**STATED GOAL:** Take each line containing the word "waiting" and copy it.

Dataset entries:
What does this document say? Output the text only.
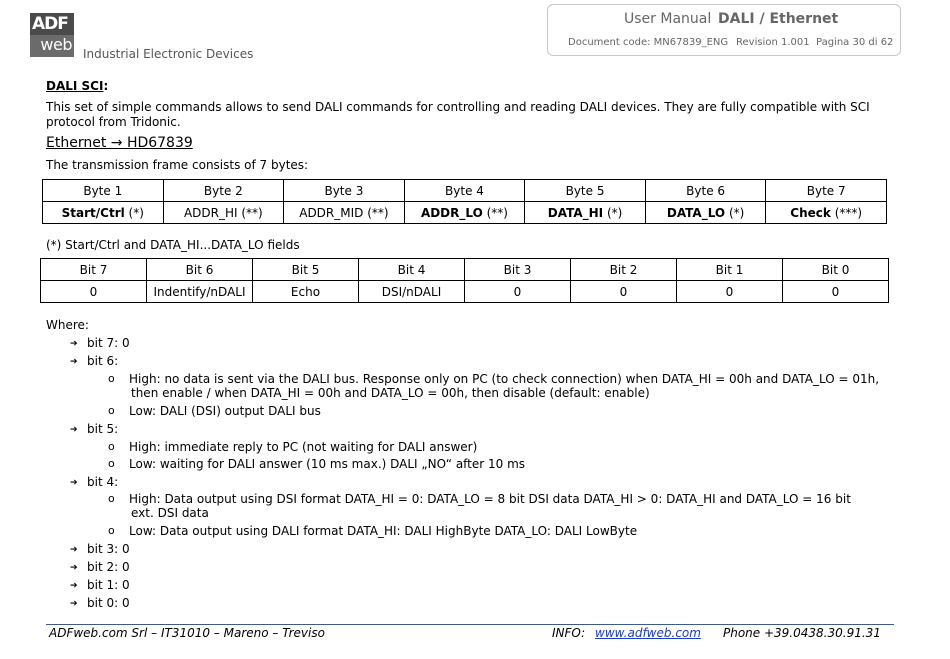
ADF
web Industrial Electronic Devices
User Manual DALI / Ethernet
Document code: MN67839_ENG Revision 1.001 Pagina 30 di 62
DALI SCI:
This set of simple commands allows to send DALI commands for controlling and reading DALI devices. They are fully compatible with SCI protocol from Tridonic.
Ethernet → HD67839
The transmission frame consists of 7 bytes:
Byte 1	Byte 2	Byte 3	Byte 4	Byte 5	Byte 6	Byte 7
Start/Ctrl (*)	ADDR_HI (**)	ADDR_MID (**)	ADDR_LO (**)	DATA_HI (*)	DATA_LO (*)	Check (***)
(*) Start/Ctrl and DATA_HI...DATA_LO fields
Bit 7	Bit 6	Bit 5	Bit 4	Bit 3	Bit 2	Bit 1	Bit 0
0	Indentify/nDALI	Echo	DSI/nDALI	0	0	0	0
Where:
➔ bit 7: 0
➔ bit 6:
o High: no data is sent via the DALI bus. Response only on PC (to check connection) when DATA_HI = 00h and DATA_LO = 01h,
then enable / when DATA_HI = 00h and DATA_LO = 00h, then disable (default: enable)
o Low: DALI (DSI) output DALI bus
➔ bit 5:
o High: immediate reply to PC (not waiting for DALI answer)
o Low: waiting for DALI answer (10 ms max.) DALI „NO“ after 10 ms
➔ bit 4:
o High: Data output using DSI format DATA_HI = 0: DATA_LO = 8 bit DSI data DATA_HI > 0: DATA_HI and DATA_LO = 16 bit
ext. DSI data
o Low: Data output using DALI format DATA_HI: DALI HighByte DATA_LO: DALI LowByte
➔ bit 3: 0
➔ bit 2: 0
➔ bit 1: 0
➔ bit 0: 0
ADFweb.com Srl – IT31010 – Mareno – Treviso	INFO: www.adfweb.com Phone +39.0438.30.91.31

**RESULT FOR THIS EXERCISE:**
o High: immediate reply to PC (not waiting for DALI answer)
o Low: waiting for DALI answer (10 ms max.) DALI „NO“ after 10 ms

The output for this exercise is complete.